Data entries
__________

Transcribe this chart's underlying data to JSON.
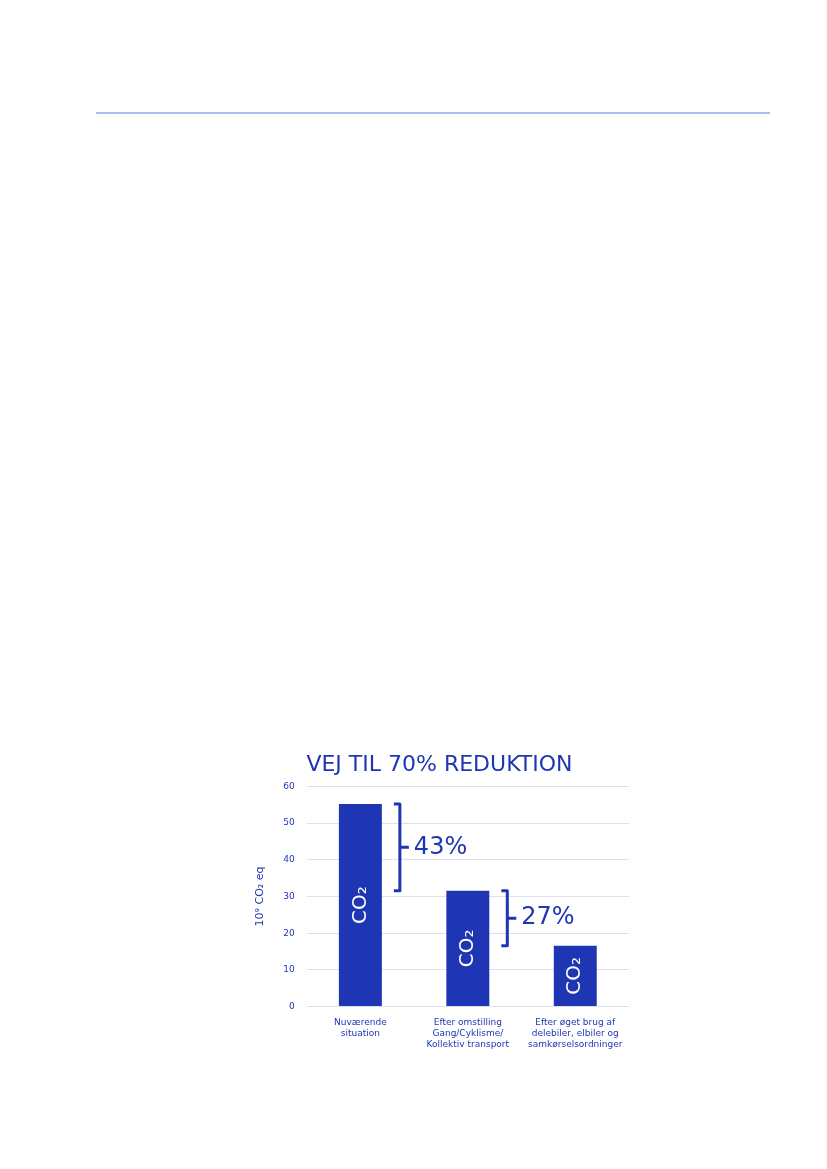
{
  "chart_data": {
    "type": "bar",
    "title": "VEJ TIL 70% REDUKTION",
    "ylabel": "10⁹ CO₂ eq",
    "categories": [
      "Nuværende\nsituation",
      "Efter omstilling\nGang/Cyklisme/\nKollektiv transport",
      "Efter øget brug af\ndelebiler, elbiler og\nsamkørselsordninger"
    ],
    "values": [
      55.2,
      31.6,
      16.6
    ],
    "color": "#1f36b4",
    "ylim": [
      0,
      60
    ],
    "yticks": [
      0,
      10,
      20,
      30,
      40,
      50,
      60
    ],
    "grid": "y",
    "legend": false,
    "annotations": [
      "CO₂",
      "CO₂",
      "CO₂",
      "43%",
      "27%"
    ]
  }
}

__________

## [EXERCISE AIM]
Retype the records exactly. Any image in them should not appear in what you write.

## [FINAL RESULT]
Transcribe this chart's underlying data to JSON.
{
  "chart_data": {
    "type": "bar",
    "title": "VEJ TIL 70% REDUKTION",
    "ylabel": "10⁹ CO₂ eq",
    "categories": [
      "Nuværende\nsituation",
      "Efter omstilling\nGang/Cyklisme/\nKollektiv transport",
      "Efter øget brug af\ndelebiler, elbiler og\nsamkørselsordninger"
    ],
    "values": [
      55.2,
      31.6,
      16.6
    ],
    "color": "#1f36b4",
    "ylim": [
      0,
      60
    ],
    "yticks": [
      0,
      10,
      20,
      30,
      40,
      50,
      60
    ],
    "grid": "y",
    "legend": false,
    "annotations": [
      "CO₂",
      "CO₂",
      "CO₂",
      "43%",
      "27%"
    ]
  }
}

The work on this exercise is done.